◆ **To do**: For each line that holds "предоставления", copy the line out.

◆ **Supplied records**:
>> start

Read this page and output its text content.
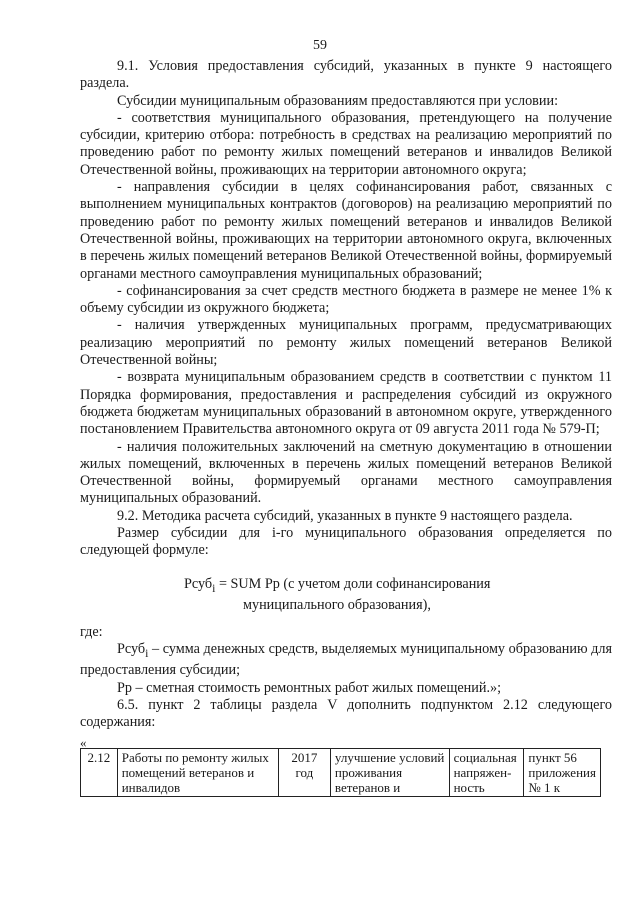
59

9.1. Условия предоставления субсидий, указанных в пункте 9 настоящего раздела.

Субсидии муниципальным образованиям предоставляются при условии:

- соответствия муниципального образования, претендующего на получение субсидии, критерию отбора: потребность в средствах на реализацию мероприятий по проведению работ по ремонту жилых помещений ветеранов и инвалидов Великой Отечественной войны, проживающих на территории автономного округа;

- направления субсидии в целях софинансирования работ, связанных с выполнением муниципальных контрактов (договоров) на реализацию мероприятий по проведению работ по ремонту жилых помещений ветеранов и инвалидов Великой Отечественной войны, проживающих на территории автономного округа, включенных в перечень жилых помещений ветеранов Великой Отечественной войны, формируемый органами местного самоуправления муниципальных образований;

- софинансирования за счет средств местного бюджета в размере не менее 1% к объему субсидии из окружного бюджета;

- наличия утвержденных муниципальных программ, предусматривающих реализацию мероприятий по ремонту жилых помещений ветеранов Великой Отечественной войны;

- возврата муниципальным образованием средств в соответствии с пунктом 11 Порядка формирования, предоставления и распределения субсидий из окружного бюджета бюджетам муниципальных образований в автономном округе, утвержденного постановлением Правительства автономного округа от 09 августа 2011 года № 579-П;

- наличия положительных заключений на сметную документацию в отношении жилых помещений, включенных в перечень жилых помещений ветеранов Великой Отечественной войны, формируемый органами местного самоуправления муниципальных образований.

9.2. Методика расчета субсидий, указанных в пункте 9 настоящего раздела.

Размер субсидии для i-го муниципального образования определяется по следующей формуле:

Рсуб$_i$ = SUM Рр (с учетом доли софинансирования
муниципального образования),

где:

Рсуб$_i$ – сумма денежных средств, выделяемых муниципальному образованию для предоставления субсидии;

Рр – сметная стоимость ремонтных работ жилых помещений.»;

6.5. пункт 2 таблицы раздела V дополнить подпунктом 2.12 следующего содержания:

«
2.12	Работы по ремонту жилых помещений ветеранов и инвалидов	2017 год	улучшение условий проживания ветеранов и	социальная напряженность	пункт 56 приложения № 1 к
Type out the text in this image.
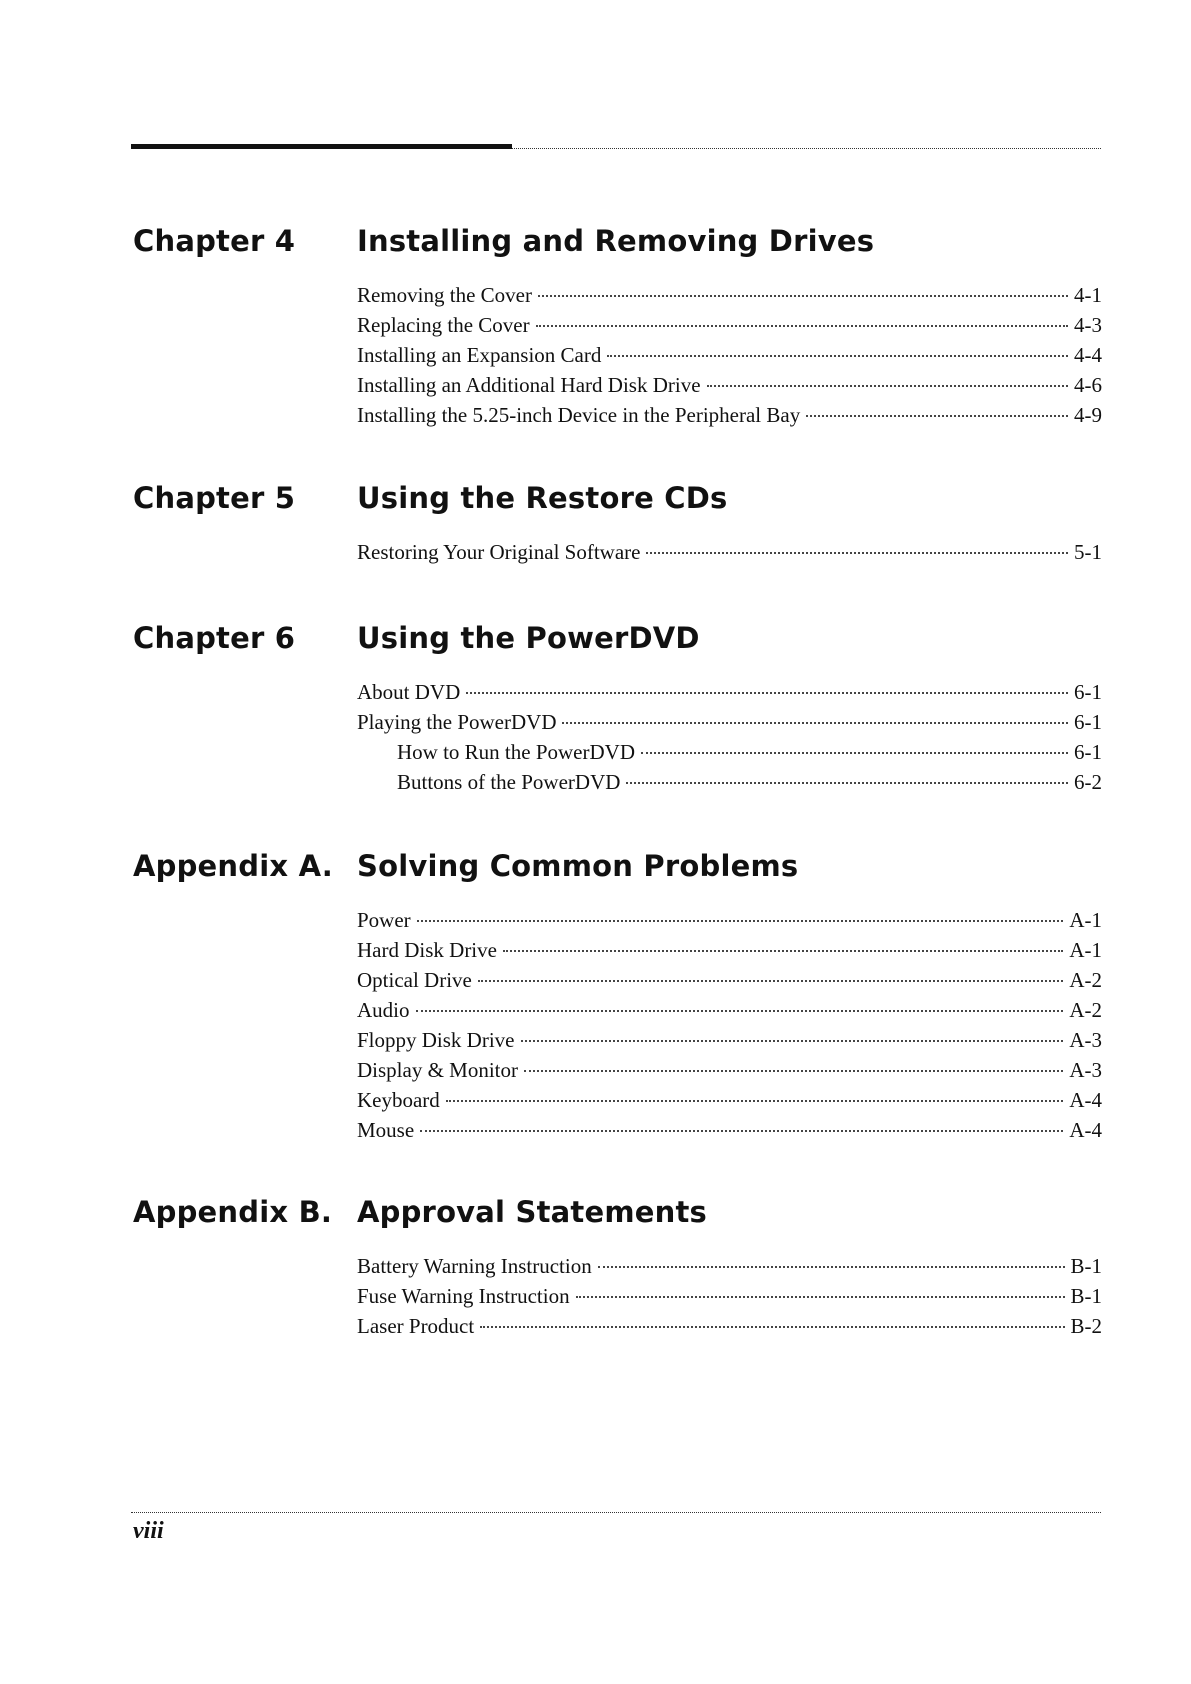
Chapter 4 Installing and Removing Drives
Removing the Cover	4-1
Replacing the Cover	4-3
Installing an Expansion Card	4-4
Installing an Additional Hard Disk Drive	4-6
Installing the 5.25-inch Device in the Peripheral Bay	4-9
Chapter 5 Using the Restore CDs
Restoring Your Original Software	5-1
Chapter 6 Using the PowerDVD
About DVD	6-1
Playing the PowerDVD	6-1
How to Run the PowerDVD	6-1
Buttons of the PowerDVD	6-2
Appendix A. Solving Common Problems
Power	A-1
Hard Disk Drive	A-1
Optical Drive	A-2
Audio	A-2
Floppy Disk Drive	A-3
Display & Monitor	A-3
Keyboard	A-4
Mouse	A-4
Appendix B. Approval Statements
Battery Warning Instruction	B-1
Fuse Warning Instruction	B-1
Laser Product	B-2
viii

>> end

◆ **Expected answer**:
9.1. Условия предоставления субсидий, указанных в пункте 9 настоящего раздела.
- возврата муниципальным образованием средств в соответствии с пунктом 11 Порядка формирования, предоставления и распределения субсидий из окружного бюджета бюджетам муниципальных образований в автономном округе, утвержденного постановлением Правительства автономного округа от 09 августа 2011 года № 579-П;
Рсуб$_i$ – сумма денежных средств, выделяемых муниципальному образованию для предоставления субсидии;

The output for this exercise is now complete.